Short problem
Select all lines with the string "this" in them, and copy those lines.
-- Begin Material shown --
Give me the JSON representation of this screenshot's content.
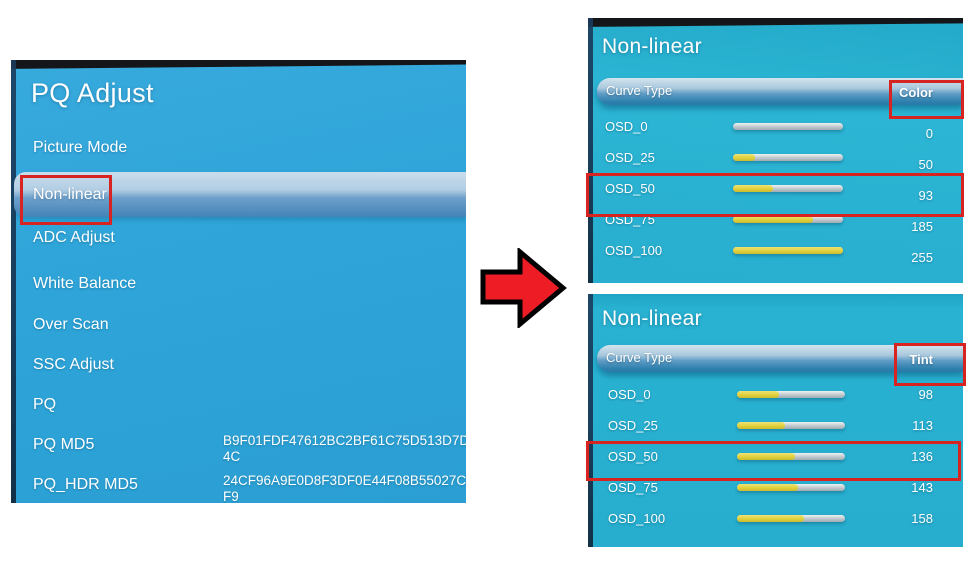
{
  "colors": {
    "left_panel_bg": "#2ea4d8",
    "right_panel_bg": "#29b1d0",
    "selected_bar": "#88aed4",
    "slider_track": "#b9c3c9",
    "slider_fill_yellow": "#e0d03c",
    "annotation_red": "#d82420",
    "arrow_red": "#ee1c24",
    "bezel_black": "#15161a",
    "text": "#ffffff"
  },
  "left_panel": {
    "title": "PQ Adjust",
    "items": [
      {
        "label": "Picture Mode"
      },
      {
        "label": "Non-linear",
        "selected": true
      },
      {
        "label": "ADC Adjust"
      },
      {
        "label": "White Balance"
      },
      {
        "label": "Over Scan"
      },
      {
        "label": "SSC Adjust"
      },
      {
        "label": "PQ"
      },
      {
        "label": "PQ MD5",
        "value": "B9F01FDF47612BC2BF61C75D513D7D4C"
      },
      {
        "label": "PQ_HDR MD5",
        "value": "24CF96A9E0D8F3DF0E44F08B55027CF9"
      }
    ]
  },
  "color_panel": {
    "title": "Non-linear",
    "header_label": "Curve Type",
    "header_value": "Color",
    "max_value": 255,
    "highlighted_row": "OSD_50",
    "rows": [
      {
        "label": "OSD_0",
        "value": 0
      },
      {
        "label": "OSD_25",
        "value": 50
      },
      {
        "label": "OSD_50",
        "value": 93
      },
      {
        "label": "OSD_75",
        "value": 185
      },
      {
        "label": "OSD_100",
        "value": 255
      }
    ]
  },
  "tint_panel": {
    "title": "Non-linear",
    "header_label": "Curve Type",
    "header_value": "Tint",
    "max_value": 255,
    "highlighted_row": "OSD_50",
    "rows": [
      {
        "label": "OSD_0",
        "value": 98
      },
      {
        "label": "OSD_25",
        "value": 113
      },
      {
        "label": "OSD_50",
        "value": 136
      },
      {
        "label": "OSD_75",
        "value": 143
      },
      {
        "label": "OSD_100",
        "value": 158
      }
    ]
  },
  "annotations": {
    "boxes": [
      {
        "name": "highlight-box-nonlinear-item"
      },
      {
        "name": "highlight-box-color-value"
      },
      {
        "name": "highlight-box-color-osd50-row"
      },
      {
        "name": "highlight-box-tint-value"
      },
      {
        "name": "highlight-box-tint-osd50-row"
      }
    ],
    "arrow": {
      "name": "red-right-arrow"
    }
  }
}
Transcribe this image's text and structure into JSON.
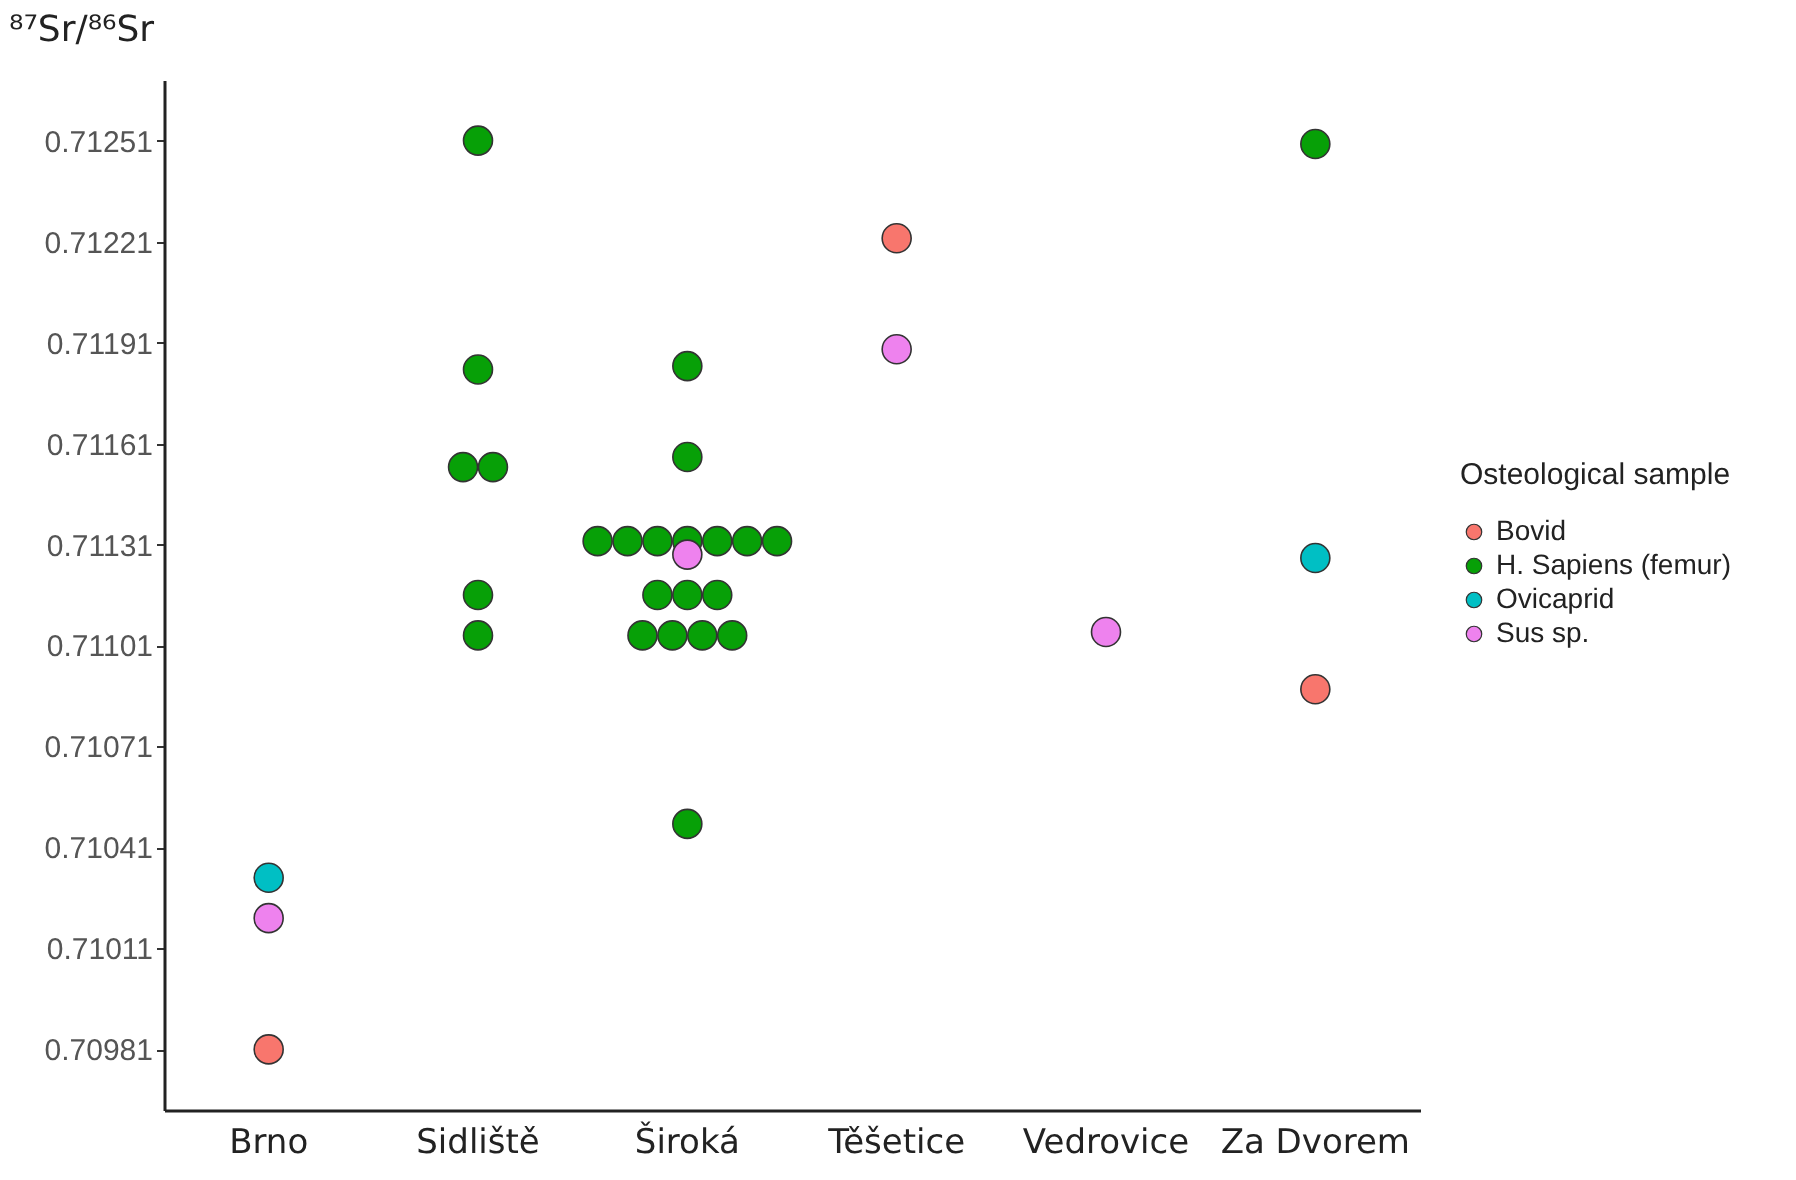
{
  "chart_data": {
    "type": "scatter",
    "ylabel": "⁸⁷Sr/⁸⁶Sr",
    "legend_title": "Osteological sample",
    "legend": "right",
    "marker": "circle",
    "grid": false,
    "categories": [
      "Brno",
      "Sidliště",
      "Široká",
      "Těšetice",
      "Vedrovice",
      "Za Dvorem"
    ],
    "ylim": [
      0.70963,
      0.71269
    ],
    "yticks": [
      0.70981,
      0.71011,
      0.71041,
      0.71071,
      0.71101,
      0.71131,
      0.71161,
      0.71191,
      0.71221,
      0.71251
    ],
    "series": [
      {
        "name": "Bovid",
        "color": "#f8766d",
        "x": [
          "Brno",
          "Těšetice",
          "Za Dvorem"
        ],
        "values": [
          0.70981,
          0.71222,
          0.71088
        ]
      },
      {
        "name": "H. Sapiens (femur)",
        "color": "#07a007",
        "x": [
          "Sidliště",
          "Sidliště",
          "Sidliště",
          "Sidliště",
          "Sidliště",
          "Sidliště",
          "Široká",
          "Široká",
          "Široká",
          "Široká",
          "Široká",
          "Široká",
          "Široká",
          "Široká",
          "Široká",
          "Široká",
          "Široká",
          "Široká",
          "Široká",
          "Široká",
          "Široká",
          "Široká",
          "Široká",
          "Za Dvorem"
        ],
        "values": [
          0.71251,
          0.71183,
          0.71154,
          0.71154,
          0.71116,
          0.71104,
          0.71184,
          0.71157,
          0.71132,
          0.71132,
          0.71132,
          0.71132,
          0.71132,
          0.71132,
          0.71132,
          0.71116,
          0.71116,
          0.71116,
          0.71104,
          0.71104,
          0.71104,
          0.71104,
          0.71048,
          0.7125
        ]
      },
      {
        "name": "Ovicaprid",
        "color": "#00bfc4",
        "x": [
          "Brno",
          "Za Dvorem"
        ],
        "values": [
          0.71032,
          0.71127
        ]
      },
      {
        "name": "Sus sp.",
        "color": "#ee82ee",
        "x": [
          "Brno",
          "Široká",
          "Těšetice",
          "Vedrovice"
        ],
        "values": [
          0.7102,
          0.71128,
          0.71189,
          0.71105
        ]
      }
    ]
  }
}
-- End Material shown --
In response
Give me the JSON representation of this screenshot's content.
Transcribe this image's text and structure into JSON.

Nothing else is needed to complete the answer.